What you are asked to do: Transcribe every line of the listing below without any deviation.

::::::::

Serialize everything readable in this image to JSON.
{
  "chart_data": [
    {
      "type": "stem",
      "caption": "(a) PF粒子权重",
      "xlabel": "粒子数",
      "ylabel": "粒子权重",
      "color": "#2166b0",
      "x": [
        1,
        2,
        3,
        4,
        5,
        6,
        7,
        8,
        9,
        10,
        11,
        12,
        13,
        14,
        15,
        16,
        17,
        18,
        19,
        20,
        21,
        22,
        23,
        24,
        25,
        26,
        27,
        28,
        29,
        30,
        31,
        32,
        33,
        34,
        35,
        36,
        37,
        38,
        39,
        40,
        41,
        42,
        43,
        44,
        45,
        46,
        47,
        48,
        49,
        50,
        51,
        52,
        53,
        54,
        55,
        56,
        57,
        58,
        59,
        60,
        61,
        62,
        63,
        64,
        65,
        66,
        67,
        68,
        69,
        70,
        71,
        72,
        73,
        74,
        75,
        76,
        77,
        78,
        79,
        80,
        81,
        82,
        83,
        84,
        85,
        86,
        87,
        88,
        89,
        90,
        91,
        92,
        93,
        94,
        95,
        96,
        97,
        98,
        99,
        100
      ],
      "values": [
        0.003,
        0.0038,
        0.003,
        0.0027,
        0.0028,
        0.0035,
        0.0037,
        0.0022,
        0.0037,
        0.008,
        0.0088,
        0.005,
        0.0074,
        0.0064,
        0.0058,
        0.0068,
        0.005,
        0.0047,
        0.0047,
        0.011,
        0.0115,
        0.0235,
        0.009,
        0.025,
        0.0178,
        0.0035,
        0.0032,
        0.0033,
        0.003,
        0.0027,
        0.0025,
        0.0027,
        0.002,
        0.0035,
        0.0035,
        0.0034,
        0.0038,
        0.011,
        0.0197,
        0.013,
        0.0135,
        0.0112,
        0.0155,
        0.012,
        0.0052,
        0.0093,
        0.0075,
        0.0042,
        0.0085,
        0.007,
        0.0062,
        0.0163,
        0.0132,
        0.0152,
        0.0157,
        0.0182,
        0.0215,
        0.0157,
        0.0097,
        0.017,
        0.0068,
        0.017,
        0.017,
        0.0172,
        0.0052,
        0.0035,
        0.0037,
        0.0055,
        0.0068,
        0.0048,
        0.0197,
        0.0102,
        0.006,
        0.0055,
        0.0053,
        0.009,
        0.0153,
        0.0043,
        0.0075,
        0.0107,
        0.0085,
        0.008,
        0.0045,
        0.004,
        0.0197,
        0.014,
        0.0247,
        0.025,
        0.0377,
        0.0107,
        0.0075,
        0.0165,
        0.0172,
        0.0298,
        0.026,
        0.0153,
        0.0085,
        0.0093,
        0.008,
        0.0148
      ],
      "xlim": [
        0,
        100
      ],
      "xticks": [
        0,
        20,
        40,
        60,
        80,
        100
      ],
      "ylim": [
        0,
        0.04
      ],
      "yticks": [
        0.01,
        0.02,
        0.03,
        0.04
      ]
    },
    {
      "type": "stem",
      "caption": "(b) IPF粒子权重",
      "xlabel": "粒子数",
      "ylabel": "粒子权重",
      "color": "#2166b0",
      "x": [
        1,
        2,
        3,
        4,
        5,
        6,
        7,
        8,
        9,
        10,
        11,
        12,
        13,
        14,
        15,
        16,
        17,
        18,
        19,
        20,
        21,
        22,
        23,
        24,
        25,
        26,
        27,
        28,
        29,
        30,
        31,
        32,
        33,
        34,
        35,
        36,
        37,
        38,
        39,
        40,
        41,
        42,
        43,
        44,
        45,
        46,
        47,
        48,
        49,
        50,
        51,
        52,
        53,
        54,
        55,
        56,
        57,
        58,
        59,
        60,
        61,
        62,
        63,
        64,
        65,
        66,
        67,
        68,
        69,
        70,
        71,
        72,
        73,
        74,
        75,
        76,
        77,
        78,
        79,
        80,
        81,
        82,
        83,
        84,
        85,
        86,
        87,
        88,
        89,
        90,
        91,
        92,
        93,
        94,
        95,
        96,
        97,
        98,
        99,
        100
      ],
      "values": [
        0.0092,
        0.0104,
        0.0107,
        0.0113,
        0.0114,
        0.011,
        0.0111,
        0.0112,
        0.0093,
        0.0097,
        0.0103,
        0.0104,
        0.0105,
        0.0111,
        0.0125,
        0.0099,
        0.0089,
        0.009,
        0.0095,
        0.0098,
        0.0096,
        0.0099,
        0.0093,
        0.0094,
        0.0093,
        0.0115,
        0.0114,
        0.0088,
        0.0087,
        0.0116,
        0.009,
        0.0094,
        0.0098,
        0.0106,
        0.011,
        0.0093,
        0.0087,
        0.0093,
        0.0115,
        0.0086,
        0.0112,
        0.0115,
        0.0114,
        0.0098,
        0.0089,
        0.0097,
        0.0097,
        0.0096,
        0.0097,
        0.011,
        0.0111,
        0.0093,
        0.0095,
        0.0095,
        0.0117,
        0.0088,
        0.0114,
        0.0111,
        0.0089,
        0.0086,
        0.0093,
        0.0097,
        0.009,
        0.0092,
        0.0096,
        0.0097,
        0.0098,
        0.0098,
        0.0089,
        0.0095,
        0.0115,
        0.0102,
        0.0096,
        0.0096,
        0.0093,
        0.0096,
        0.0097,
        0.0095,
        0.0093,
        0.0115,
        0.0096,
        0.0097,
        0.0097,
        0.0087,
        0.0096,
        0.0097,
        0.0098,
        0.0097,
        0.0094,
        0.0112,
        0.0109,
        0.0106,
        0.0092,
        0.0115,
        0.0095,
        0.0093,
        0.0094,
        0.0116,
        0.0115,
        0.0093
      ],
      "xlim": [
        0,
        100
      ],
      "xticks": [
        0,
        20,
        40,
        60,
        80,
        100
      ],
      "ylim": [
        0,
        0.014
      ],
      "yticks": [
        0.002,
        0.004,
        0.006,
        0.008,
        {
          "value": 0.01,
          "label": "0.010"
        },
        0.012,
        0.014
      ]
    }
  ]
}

::::::::

Solution for this task:
Serialize everything readable in this image to JSON.
{
  "chart_data": [
    {
      "type": "stem",
      "caption": "(a) PF粒子权重",
      "xlabel": "粒子数",
      "ylabel": "粒子权重",
      "color": "#2166b0",
      "x": [
        1,
        2,
        3,
        4,
        5,
        6,
        7,
        8,
        9,
        10,
        11,
        12,
        13,
        14,
        15,
        16,
        17,
        18,
        19,
        20,
        21,
        22,
        23,
        24,
        25,
        26,
        27,
        28,
        29,
        30,
        31,
        32,
        33,
        34,
        35,
        36,
        37,
        38,
        39,
        40,
        41,
        42,
        43,
        44,
        45,
        46,
        47,
        48,
        49,
        50,
        51,
        52,
        53,
        54,
        55,
        56,
        57,
        58,
        59,
        60,
        61,
        62,
        63,
        64,
        65,
        66,
        67,
        68,
        69,
        70,
        71,
        72,
        73,
        74,
        75,
        76,
        77,
        78,
        79,
        80,
        81,
        82,
        83,
        84,
        85,
        86,
        87,
        88,
        89,
        90,
        91,
        92,
        93,
        94,
        95,
        96,
        97,
        98,
        99,
        100
      ],
      "values": [
        0.003,
        0.0038,
        0.003,
        0.0027,
        0.0028,
        0.0035,
        0.0037,
        0.0022,
        0.0037,
        0.008,
        0.0088,
        0.005,
        0.0074,
        0.0064,
        0.0058,
        0.0068,
        0.005,
        0.0047,
        0.0047,
        0.011,
        0.0115,
        0.0235,
        0.009,
        0.025,
        0.0178,
        0.0035,
        0.0032,
        0.0033,
        0.003,
        0.0027,
        0.0025,
        0.0027,
        0.002,
        0.0035,
        0.0035,
        0.0034,
        0.0038,
        0.011,
        0.0197,
        0.013,
        0.0135,
        0.0112,
        0.0155,
        0.012,
        0.0052,
        0.0093,
        0.0075,
        0.0042,
        0.0085,
        0.007,
        0.0062,
        0.0163,
        0.0132,
        0.0152,
        0.0157,
        0.0182,
        0.0215,
        0.0157,
        0.0097,
        0.017,
        0.0068,
        0.017,
        0.017,
        0.0172,
        0.0052,
        0.0035,
        0.0037,
        0.0055,
        0.0068,
        0.0048,
        0.0197,
        0.0102,
        0.006,
        0.0055,
        0.0053,
        0.009,
        0.0153,
        0.0043,
        0.0075,
        0.0107,
        0.0085,
        0.008,
        0.0045,
        0.004,
        0.0197,
        0.014,
        0.0247,
        0.025,
        0.0377,
        0.0107,
        0.0075,
        0.0165,
        0.0172,
        0.0298,
        0.026,
        0.0153,
        0.0085,
        0.0093,
        0.008,
        0.0148
      ],
      "xlim": [
        0,
        100
      ],
      "xticks": [
        0,
        20,
        40,
        60,
        80,
        100
      ],
      "ylim": [
        0,
        0.04
      ],
      "yticks": [
        0.01,
        0.02,
        0.03,
        0.04
      ]
    },
    {
      "type": "stem",
      "caption": "(b) IPF粒子权重",
      "xlabel": "粒子数",
      "ylabel": "粒子权重",
      "color": "#2166b0",
      "x": [
        1,
        2,
        3,
        4,
        5,
        6,
        7,
        8,
        9,
        10,
        11,
        12,
        13,
        14,
        15,
        16,
        17,
        18,
        19,
        20,
        21,
        22,
        23,
        24,
        25,
        26,
        27,
        28,
        29,
        30,
        31,
        32,
        33,
        34,
        35,
        36,
        37,
        38,
        39,
        40,
        41,
        42,
        43,
        44,
        45,
        46,
        47,
        48,
        49,
        50,
        51,
        52,
        53,
        54,
        55,
        56,
        57,
        58,
        59,
        60,
        61,
        62,
        63,
        64,
        65,
        66,
        67,
        68,
        69,
        70,
        71,
        72,
        73,
        74,
        75,
        76,
        77,
        78,
        79,
        80,
        81,
        82,
        83,
        84,
        85,
        86,
        87,
        88,
        89,
        90,
        91,
        92,
        93,
        94,
        95,
        96,
        97,
        98,
        99,
        100
      ],
      "values": [
        0.0092,
        0.0104,
        0.0107,
        0.0113,
        0.0114,
        0.011,
        0.0111,
        0.0112,
        0.0093,
        0.0097,
        0.0103,
        0.0104,
        0.0105,
        0.0111,
        0.0125,
        0.0099,
        0.0089,
        0.009,
        0.0095,
        0.0098,
        0.0096,
        0.0099,
        0.0093,
        0.0094,
        0.0093,
        0.0115,
        0.0114,
        0.0088,
        0.0087,
        0.0116,
        0.009,
        0.0094,
        0.0098,
        0.0106,
        0.011,
        0.0093,
        0.0087,
        0.0093,
        0.0115,
        0.0086,
        0.0112,
        0.0115,
        0.0114,
        0.0098,
        0.0089,
        0.0097,
        0.0097,
        0.0096,
        0.0097,
        0.011,
        0.0111,
        0.0093,
        0.0095,
        0.0095,
        0.0117,
        0.0088,
        0.0114,
        0.0111,
        0.0089,
        0.0086,
        0.0093,
        0.0097,
        0.009,
        0.0092,
        0.0096,
        0.0097,
        0.0098,
        0.0098,
        0.0089,
        0.0095,
        0.0115,
        0.0102,
        0.0096,
        0.0096,
        0.0093,
        0.0096,
        0.0097,
        0.0095,
        0.0093,
        0.0115,
        0.0096,
        0.0097,
        0.0097,
        0.0087,
        0.0096,
        0.0097,
        0.0098,
        0.0097,
        0.0094,
        0.0112,
        0.0109,
        0.0106,
        0.0092,
        0.0115,
        0.0095,
        0.0093,
        0.0094,
        0.0116,
        0.0115,
        0.0093
      ],
      "xlim": [
        0,
        100
      ],
      "xticks": [
        0,
        20,
        40,
        60,
        80,
        100
      ],
      "ylim": [
        0,
        0.014
      ],
      "yticks": [
        0.002,
        0.004,
        0.006,
        0.008,
        {
          "value": 0.01,
          "label": "0.010"
        },
        0.012,
        0.014
      ]
    }
  ]
}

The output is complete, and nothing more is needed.